▸ Written exercise
Pictures stay out of the copy; restate everything else in the material exactly.

▸ Material provided
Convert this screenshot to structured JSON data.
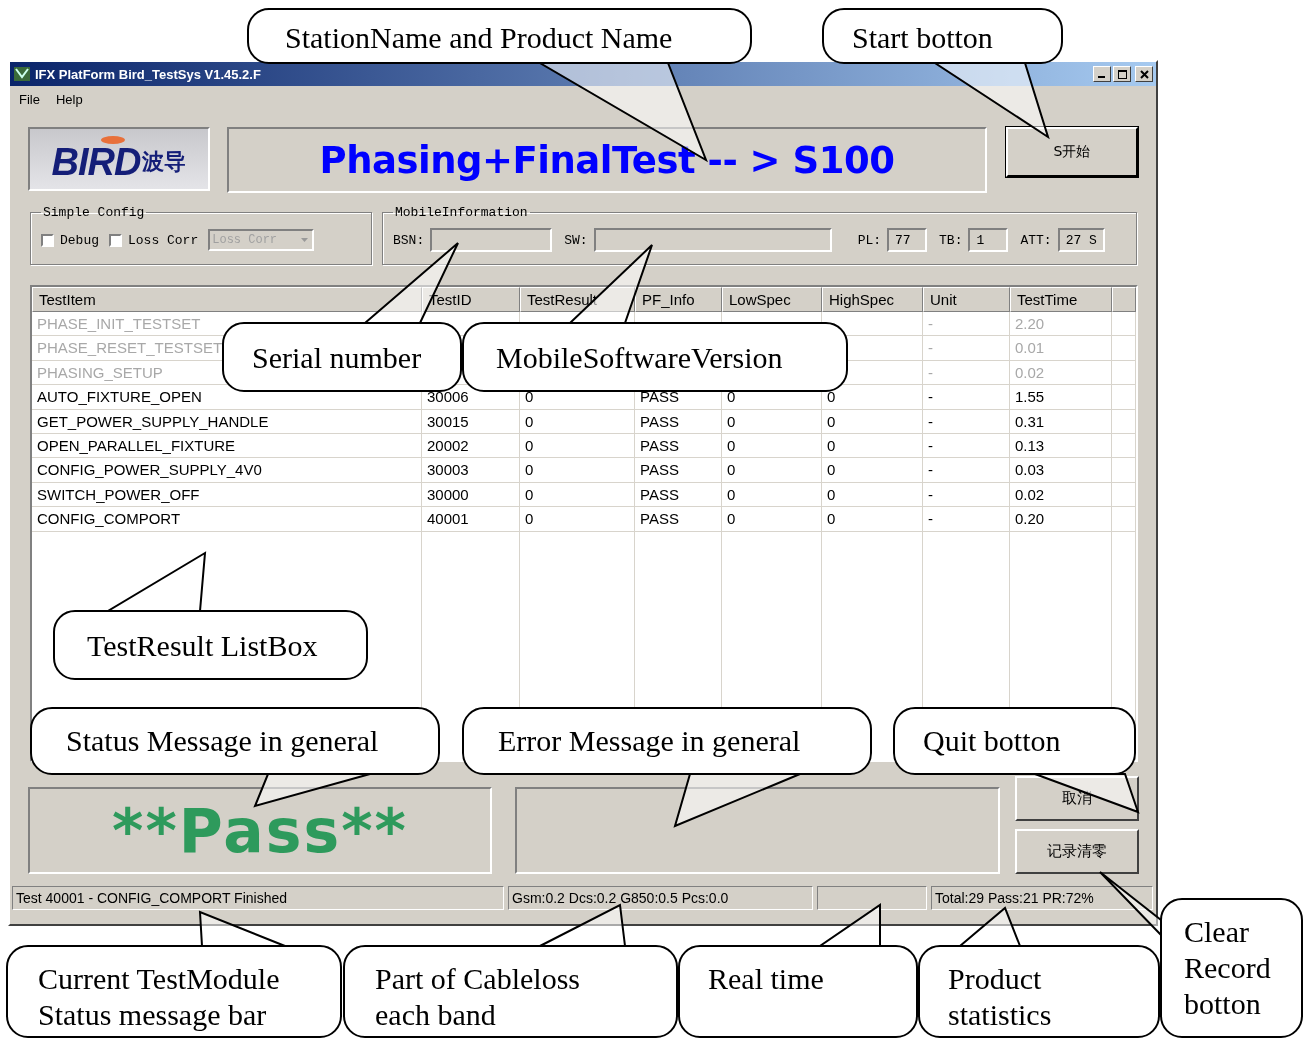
{
  "window": {
    "title": "IFX PlatForm Bird_TestSys V1.45.2.F"
  },
  "menu": [
    "File",
    "Help"
  ],
  "logo": {
    "brand": "BIRD",
    "brand_cn": "波导"
  },
  "banner": "Phasing+FinalTest -- > S100",
  "start_button": "S开始",
  "simple_config": {
    "title": "Simple Config",
    "options": [
      {
        "label": "Debug",
        "checked": false
      },
      {
        "label": "Loss Corr",
        "checked": false
      }
    ],
    "dropdown": {
      "value": "Loss Corr",
      "disabled": true
    }
  },
  "mobile_information": {
    "title": "MobileInformation",
    "fields": [
      {
        "label": "BSN:"
      },
      {
        "label": "SW:"
      },
      {
        "label": "PL:",
        "value": "77"
      },
      {
        "label": "TB:",
        "value": "1"
      },
      {
        "label": "ATT:",
        "value": "27 S"
      }
    ]
  },
  "table": {
    "columns": [
      "TestItem",
      "TestID",
      "TestResult",
      "PF_Info",
      "LowSpec",
      "HighSpec",
      "Unit",
      "TestTime"
    ],
    "rows": [
      {
        "cells": [
          "PHASE_INIT_TESTSET",
          null,
          null,
          null,
          null,
          null,
          "-",
          "2.20"
        ],
        "disabled": true
      },
      {
        "cells": [
          "PHASE_RESET_TESTSET",
          null,
          null,
          null,
          null,
          null,
          "-",
          "0.01"
        ],
        "disabled": true
      },
      {
        "cells": [
          "PHASING_SETUP",
          null,
          null,
          null,
          null,
          null,
          "-",
          "0.02"
        ],
        "disabled": true
      },
      {
        "cells": [
          "AUTO_FIXTURE_OPEN",
          "30006",
          "0",
          "PASS",
          "0",
          "0",
          "-",
          "1.55"
        ],
        "disabled": false
      },
      {
        "cells": [
          "GET_POWER_SUPPLY_HANDLE",
          "30015",
          "0",
          "PASS",
          "0",
          "0",
          "-",
          "0.31"
        ],
        "disabled": false
      },
      {
        "cells": [
          "OPEN_PARALLEL_FIXTURE",
          "20002",
          "0",
          "PASS",
          "0",
          "0",
          "-",
          "0.13"
        ],
        "disabled": false
      },
      {
        "cells": [
          "CONFIG_POWER_SUPPLY_4V0",
          "30003",
          "0",
          "PASS",
          "0",
          "0",
          "-",
          "0.03"
        ],
        "disabled": false
      },
      {
        "cells": [
          "SWITCH_POWER_OFF",
          "30000",
          "0",
          "PASS",
          "0",
          "0",
          "-",
          "0.02"
        ],
        "disabled": false
      },
      {
        "cells": [
          "CONFIG_COMPORT",
          "40001",
          "0",
          "PASS",
          "0",
          "0",
          "-",
          "0.20"
        ],
        "disabled": false
      }
    ]
  },
  "result": "**Pass**",
  "buttons": [
    "取消",
    "记录清零"
  ],
  "status_bar": {
    "message": "Test 40001 - CONFIG_COMPORT  Finished",
    "cableloss": "Gsm:0.2  Dcs:0.2  G850:0.5  Pcs:0.0",
    "statistics": "Total:29  Pass:21  PR:72%"
  },
  "callouts": [
    {
      "text": "StationName and Product Name"
    },
    {
      "text": "Start botton"
    },
    {
      "text": "Serial number"
    },
    {
      "text": "MobileSoftwareVersion"
    },
    {
      "text": "TestResult ListBox"
    },
    {
      "text": "Status Message in general"
    },
    {
      "text": "Error Message in general"
    },
    {
      "text": "Quit botton"
    },
    {
      "text": "Current TestModule Status message bar"
    },
    {
      "text": "Part of Cableloss each band"
    },
    {
      "text": "Real time"
    },
    {
      "text": "Product statistics"
    },
    {
      "text": "Clear Record botton"
    }
  ]
}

▸ Result of this exercise
Convert this screenshot to structured JSON data.
{
  "window": {
    "title": "IFX PlatForm Bird_TestSys V1.45.2.F"
  },
  "menu": [
    "File",
    "Help"
  ],
  "logo": {
    "brand": "BIRD",
    "brand_cn": "波导"
  },
  "banner": "Phasing+FinalTest -- > S100",
  "start_button": "S开始",
  "simple_config": {
    "title": "Simple Config",
    "options": [
      {
        "label": "Debug",
        "checked": false
      },
      {
        "label": "Loss Corr",
        "checked": false
      }
    ],
    "dropdown": {
      "value": "Loss Corr",
      "disabled": true
    }
  },
  "mobile_information": {
    "title": "MobileInformation",
    "fields": [
      {
        "label": "BSN:"
      },
      {
        "label": "SW:"
      },
      {
        "label": "PL:",
        "value": "77"
      },
      {
        "label": "TB:",
        "value": "1"
      },
      {
        "label": "ATT:",
        "value": "27 S"
      }
    ]
  },
  "table": {
    "columns": [
      "TestItem",
      "TestID",
      "TestResult",
      "PF_Info",
      "LowSpec",
      "HighSpec",
      "Unit",
      "TestTime"
    ],
    "rows": [
      {
        "cells": [
          "PHASE_INIT_TESTSET",
          null,
          null,
          null,
          null,
          null,
          "-",
          "2.20"
        ],
        "disabled": true
      },
      {
        "cells": [
          "PHASE_RESET_TESTSET",
          null,
          null,
          null,
          null,
          null,
          "-",
          "0.01"
        ],
        "disabled": true
      },
      {
        "cells": [
          "PHASING_SETUP",
          null,
          null,
          null,
          null,
          null,
          "-",
          "0.02"
        ],
        "disabled": true
      },
      {
        "cells": [
          "AUTO_FIXTURE_OPEN",
          "30006",
          "0",
          "PASS",
          "0",
          "0",
          "-",
          "1.55"
        ],
        "disabled": false
      },
      {
        "cells": [
          "GET_POWER_SUPPLY_HANDLE",
          "30015",
          "0",
          "PASS",
          "0",
          "0",
          "-",
          "0.31"
        ],
        "disabled": false
      },
      {
        "cells": [
          "OPEN_PARALLEL_FIXTURE",
          "20002",
          "0",
          "PASS",
          "0",
          "0",
          "-",
          "0.13"
        ],
        "disabled": false
      },
      {
        "cells": [
          "CONFIG_POWER_SUPPLY_4V0",
          "30003",
          "0",
          "PASS",
          "0",
          "0",
          "-",
          "0.03"
        ],
        "disabled": false
      },
      {
        "cells": [
          "SWITCH_POWER_OFF",
          "30000",
          "0",
          "PASS",
          "0",
          "0",
          "-",
          "0.02"
        ],
        "disabled": false
      },
      {
        "cells": [
          "CONFIG_COMPORT",
          "40001",
          "0",
          "PASS",
          "0",
          "0",
          "-",
          "0.20"
        ],
        "disabled": false
      }
    ]
  },
  "result": "**Pass**",
  "buttons": [
    "取消",
    "记录清零"
  ],
  "status_bar": {
    "message": "Test 40001 - CONFIG_COMPORT  Finished",
    "cableloss": "Gsm:0.2  Dcs:0.2  G850:0.5  Pcs:0.0",
    "statistics": "Total:29  Pass:21  PR:72%"
  },
  "callouts": [
    {
      "text": "StationName and Product Name"
    },
    {
      "text": "Start botton"
    },
    {
      "text": "Serial number"
    },
    {
      "text": "MobileSoftwareVersion"
    },
    {
      "text": "TestResult ListBox"
    },
    {
      "text": "Status Message in general"
    },
    {
      "text": "Error Message in general"
    },
    {
      "text": "Quit botton"
    },
    {
      "text": "Current TestModule Status message bar"
    },
    {
      "text": "Part of Cableloss each band"
    },
    {
      "text": "Real time"
    },
    {
      "text": "Product statistics"
    },
    {
      "text": "Clear Record botton"
    }
  ]
}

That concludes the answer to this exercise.